_Selected excerpt:_
• • • • • • •

Mission Penguin: A Photographic Quest from the Galapagos to Antarctica by Ursula Clare Franklin (Bloomsbury Wildlife 2025, $35.00)
Following the loss of her husband, Ursula Clare Franklin embarked on a personal mission to see and photograph every species of penguin in its natural habitat. The result is a remarkable showcase of penguins – striking photographs accompanied by engaging text that details the penguins’ features and characteristics. Each chapter explores a new penguin species and details Ursula’s efforts to see and photograph these much-loved birds. Astonishing and informative, this book explores the difficulties all penguins face and explains how humanity’s actions have threatened their very existence. The devastating effects of climate change, Ursula warns, necessitate major conservation efforts to ensure that future generations can experience the joy of penguins.


The Ocean’s Menagerie: How Earth’s Strangest Creatures Reshape the Rules of Life by Drew Harvell (Viking Books 2025, 288 pages, $32.00)
In The Ocean’s Menagerie, marine ecologist Dr. Drew Harvell takes us diving from Hawaii to the Salish Sea, from St. Croix to Indonesia, to uncover the incredible underwater “superpowers” of spineless creatures. We meet corals many times stronger than steel or concrete, sponges that create potent chemical compounds to fight off disease, and sea stars that garden the coastlines, keeping the other species in balance. As our planet changes, the biomedical, engineering, and energy innovations of these wondrous creatures inspire ever more important solutions to our own survival. The Ocean’s Menagerie is a tale of biological marvels, a story of a woman’s adventurous career in science, and a call to arms to protect the world’s most ancient ecosystems.

• • • • • • •

Source data:

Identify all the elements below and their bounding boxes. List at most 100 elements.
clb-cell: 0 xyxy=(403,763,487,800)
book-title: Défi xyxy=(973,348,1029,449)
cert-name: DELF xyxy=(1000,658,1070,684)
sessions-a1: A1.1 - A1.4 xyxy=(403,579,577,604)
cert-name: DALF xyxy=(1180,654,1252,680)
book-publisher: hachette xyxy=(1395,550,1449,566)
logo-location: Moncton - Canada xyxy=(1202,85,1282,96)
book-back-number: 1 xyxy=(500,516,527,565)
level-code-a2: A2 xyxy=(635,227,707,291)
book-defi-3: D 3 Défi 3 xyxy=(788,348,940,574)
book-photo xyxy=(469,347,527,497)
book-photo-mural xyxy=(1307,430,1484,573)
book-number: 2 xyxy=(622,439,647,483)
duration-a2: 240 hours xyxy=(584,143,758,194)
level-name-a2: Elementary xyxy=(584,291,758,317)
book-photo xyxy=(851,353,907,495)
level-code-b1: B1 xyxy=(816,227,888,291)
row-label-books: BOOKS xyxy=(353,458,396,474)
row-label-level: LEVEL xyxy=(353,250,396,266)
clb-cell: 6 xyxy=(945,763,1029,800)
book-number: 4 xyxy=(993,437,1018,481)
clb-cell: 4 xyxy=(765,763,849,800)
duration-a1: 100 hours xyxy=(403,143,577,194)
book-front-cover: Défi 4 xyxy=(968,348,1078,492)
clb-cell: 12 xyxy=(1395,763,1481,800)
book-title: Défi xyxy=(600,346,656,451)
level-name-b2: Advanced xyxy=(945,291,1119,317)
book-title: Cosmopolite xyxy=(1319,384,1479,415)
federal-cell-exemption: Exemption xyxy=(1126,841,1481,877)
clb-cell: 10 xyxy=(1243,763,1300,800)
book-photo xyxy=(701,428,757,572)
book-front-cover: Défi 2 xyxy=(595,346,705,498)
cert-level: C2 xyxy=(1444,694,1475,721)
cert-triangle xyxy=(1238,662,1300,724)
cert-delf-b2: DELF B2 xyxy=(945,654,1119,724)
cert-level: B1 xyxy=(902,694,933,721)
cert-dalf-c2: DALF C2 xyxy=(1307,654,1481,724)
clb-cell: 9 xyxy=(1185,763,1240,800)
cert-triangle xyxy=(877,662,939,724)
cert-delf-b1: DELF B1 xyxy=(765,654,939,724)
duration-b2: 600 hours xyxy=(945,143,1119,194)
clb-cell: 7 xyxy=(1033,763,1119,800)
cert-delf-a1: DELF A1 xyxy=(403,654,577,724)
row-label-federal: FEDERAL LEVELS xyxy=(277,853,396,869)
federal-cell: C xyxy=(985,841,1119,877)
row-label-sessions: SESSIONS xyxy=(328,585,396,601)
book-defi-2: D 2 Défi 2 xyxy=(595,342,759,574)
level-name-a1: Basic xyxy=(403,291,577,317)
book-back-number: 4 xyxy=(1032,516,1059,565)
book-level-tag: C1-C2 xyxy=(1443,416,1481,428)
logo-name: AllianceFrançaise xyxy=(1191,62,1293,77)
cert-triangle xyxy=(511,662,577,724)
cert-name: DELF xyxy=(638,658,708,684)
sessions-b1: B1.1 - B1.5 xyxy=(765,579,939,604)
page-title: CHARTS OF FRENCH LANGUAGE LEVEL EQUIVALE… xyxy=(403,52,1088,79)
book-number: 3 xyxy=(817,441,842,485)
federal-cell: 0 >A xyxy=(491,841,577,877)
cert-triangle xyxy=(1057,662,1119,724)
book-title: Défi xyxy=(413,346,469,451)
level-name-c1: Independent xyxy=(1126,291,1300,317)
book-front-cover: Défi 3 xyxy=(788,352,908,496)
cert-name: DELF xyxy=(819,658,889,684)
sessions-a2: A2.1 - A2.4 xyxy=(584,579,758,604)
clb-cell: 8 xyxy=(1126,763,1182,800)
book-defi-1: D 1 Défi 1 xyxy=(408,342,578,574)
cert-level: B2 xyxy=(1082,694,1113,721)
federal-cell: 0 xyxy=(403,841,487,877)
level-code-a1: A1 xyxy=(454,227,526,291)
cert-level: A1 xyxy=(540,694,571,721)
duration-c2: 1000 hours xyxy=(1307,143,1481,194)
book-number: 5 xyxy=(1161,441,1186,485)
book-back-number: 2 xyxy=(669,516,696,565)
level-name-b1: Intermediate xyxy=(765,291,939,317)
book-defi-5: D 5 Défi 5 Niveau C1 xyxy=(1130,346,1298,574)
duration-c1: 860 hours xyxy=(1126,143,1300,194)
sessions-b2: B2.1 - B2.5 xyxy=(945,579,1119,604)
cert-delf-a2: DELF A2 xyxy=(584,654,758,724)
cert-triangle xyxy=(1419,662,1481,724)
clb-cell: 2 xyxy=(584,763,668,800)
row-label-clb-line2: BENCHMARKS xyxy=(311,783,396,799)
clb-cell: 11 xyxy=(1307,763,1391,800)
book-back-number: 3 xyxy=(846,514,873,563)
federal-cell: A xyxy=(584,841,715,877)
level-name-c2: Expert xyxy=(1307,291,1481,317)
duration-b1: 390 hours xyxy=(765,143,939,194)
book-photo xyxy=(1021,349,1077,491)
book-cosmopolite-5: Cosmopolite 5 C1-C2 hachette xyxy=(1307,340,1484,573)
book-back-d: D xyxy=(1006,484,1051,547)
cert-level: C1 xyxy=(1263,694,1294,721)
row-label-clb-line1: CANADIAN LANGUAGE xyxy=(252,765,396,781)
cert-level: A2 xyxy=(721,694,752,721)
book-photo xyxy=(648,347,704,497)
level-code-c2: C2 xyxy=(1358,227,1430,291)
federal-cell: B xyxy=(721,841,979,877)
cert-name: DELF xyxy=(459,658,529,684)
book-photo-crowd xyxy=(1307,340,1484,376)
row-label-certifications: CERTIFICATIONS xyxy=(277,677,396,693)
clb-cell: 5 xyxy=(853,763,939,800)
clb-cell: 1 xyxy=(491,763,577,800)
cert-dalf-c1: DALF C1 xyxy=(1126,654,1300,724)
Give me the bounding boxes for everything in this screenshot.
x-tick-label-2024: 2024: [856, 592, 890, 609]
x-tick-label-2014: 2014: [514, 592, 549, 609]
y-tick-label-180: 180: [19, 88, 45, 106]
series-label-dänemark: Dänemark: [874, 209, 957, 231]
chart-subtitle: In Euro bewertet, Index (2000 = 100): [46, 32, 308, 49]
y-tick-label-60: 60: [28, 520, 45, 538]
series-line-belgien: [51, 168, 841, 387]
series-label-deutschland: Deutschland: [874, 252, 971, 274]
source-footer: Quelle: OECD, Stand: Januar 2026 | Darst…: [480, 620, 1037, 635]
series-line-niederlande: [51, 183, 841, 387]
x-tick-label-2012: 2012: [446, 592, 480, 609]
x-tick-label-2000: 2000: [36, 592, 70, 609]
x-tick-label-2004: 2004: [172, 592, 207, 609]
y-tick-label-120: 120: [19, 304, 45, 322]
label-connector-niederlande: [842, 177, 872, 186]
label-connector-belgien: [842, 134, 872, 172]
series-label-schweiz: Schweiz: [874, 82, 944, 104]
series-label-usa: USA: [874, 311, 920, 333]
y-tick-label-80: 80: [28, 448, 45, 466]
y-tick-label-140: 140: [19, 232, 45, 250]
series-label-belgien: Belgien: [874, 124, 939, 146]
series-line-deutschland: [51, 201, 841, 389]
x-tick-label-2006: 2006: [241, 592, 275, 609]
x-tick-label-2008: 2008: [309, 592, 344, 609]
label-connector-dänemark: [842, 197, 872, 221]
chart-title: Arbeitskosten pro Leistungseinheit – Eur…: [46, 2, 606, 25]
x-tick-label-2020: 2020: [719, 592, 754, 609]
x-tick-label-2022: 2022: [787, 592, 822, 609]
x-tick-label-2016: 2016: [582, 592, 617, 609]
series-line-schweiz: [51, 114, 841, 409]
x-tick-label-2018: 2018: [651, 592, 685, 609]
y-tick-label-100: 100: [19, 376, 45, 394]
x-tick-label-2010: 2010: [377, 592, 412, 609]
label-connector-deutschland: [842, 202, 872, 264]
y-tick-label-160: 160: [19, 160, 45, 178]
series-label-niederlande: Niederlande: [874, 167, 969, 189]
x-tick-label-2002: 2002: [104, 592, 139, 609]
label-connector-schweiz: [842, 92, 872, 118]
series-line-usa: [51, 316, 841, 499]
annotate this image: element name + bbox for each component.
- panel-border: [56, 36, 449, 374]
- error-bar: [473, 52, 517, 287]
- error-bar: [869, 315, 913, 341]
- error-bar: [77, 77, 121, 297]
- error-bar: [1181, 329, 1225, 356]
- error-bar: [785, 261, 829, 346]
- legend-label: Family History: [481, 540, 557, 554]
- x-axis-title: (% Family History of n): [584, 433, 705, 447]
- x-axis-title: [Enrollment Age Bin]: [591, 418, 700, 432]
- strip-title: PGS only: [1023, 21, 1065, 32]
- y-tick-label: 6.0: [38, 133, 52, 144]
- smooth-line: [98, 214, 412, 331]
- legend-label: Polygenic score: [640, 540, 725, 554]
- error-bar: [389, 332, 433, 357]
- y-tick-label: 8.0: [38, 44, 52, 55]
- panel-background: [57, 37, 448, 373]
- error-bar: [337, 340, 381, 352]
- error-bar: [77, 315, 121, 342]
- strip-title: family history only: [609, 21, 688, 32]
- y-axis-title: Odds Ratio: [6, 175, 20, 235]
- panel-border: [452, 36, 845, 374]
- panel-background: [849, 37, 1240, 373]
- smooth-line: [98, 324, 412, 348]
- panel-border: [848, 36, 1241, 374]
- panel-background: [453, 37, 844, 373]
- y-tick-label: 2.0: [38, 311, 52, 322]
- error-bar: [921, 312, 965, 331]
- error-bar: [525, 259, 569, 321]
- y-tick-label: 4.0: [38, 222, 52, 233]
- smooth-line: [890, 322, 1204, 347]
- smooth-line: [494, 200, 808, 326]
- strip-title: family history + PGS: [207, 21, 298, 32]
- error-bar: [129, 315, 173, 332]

• • • • • • •

Pick up the nature book notices where they stop and keep writing them from that point. The records have no role in this work.

Earthrise: The Story of the Photograph that Changed the Way We See Our Planet by Leonard S. Marcus (Farrar, Straus & Giroux 2025, 160 pages, $21.99)
Gazing out the window of the Apollo 8 spacecraft on Christmas Eve, 1968, NASA astronaut Bill Anders grabbed his camera and snapped the iconic color photo of our planet rising over the lunar horizon. Not long after the crew’s safe return, NASA developed Anders’s film and released “Earthrise” to the world. It soon became one of the most viewed and consequential photographs in all of human history, inspiring the first Earth Day in 1970 and boosting the global environmental movement. For its young adult readers, Earthrise explores a key moment in U.S. history through the lens of an iconic photograph. Rocket-paced, compact, and highly accessible, Earthrise includes a trove of black-and-white images and related materials throughout.


Natural History of Silence by Jerome Sueur (Polity Books 2025, 240 pages, $22.95 paperback)
When we listen closely, silence reveals a neglected reality. Neither empty nor singular, silence is instead plentiful and multiple. In this book, eco-acoustic historian Jérôme Sueur allows us to discover a vast landscape of silences that trigger the full gamut of our emotions. He takes us from vistas resplendent with full and rich natural silences to the everyday silence of predators as they stalk their prey. To explore silences in animal behavior and ecology is to discover a counterpoint to the acoustic diversity of nature, throwing into sharp relief the grating reverberations of the human activity that threatens it. It is to attune ourselves to a world our human insensitivities have closed off to us, to take a moment simply to breathe and listen to the place of silence in nature.


The Moral Circle: Who Matters, What Matters, and Why by Jeff Sebo (W.W. Norton 2025, 192 pages, $24.00)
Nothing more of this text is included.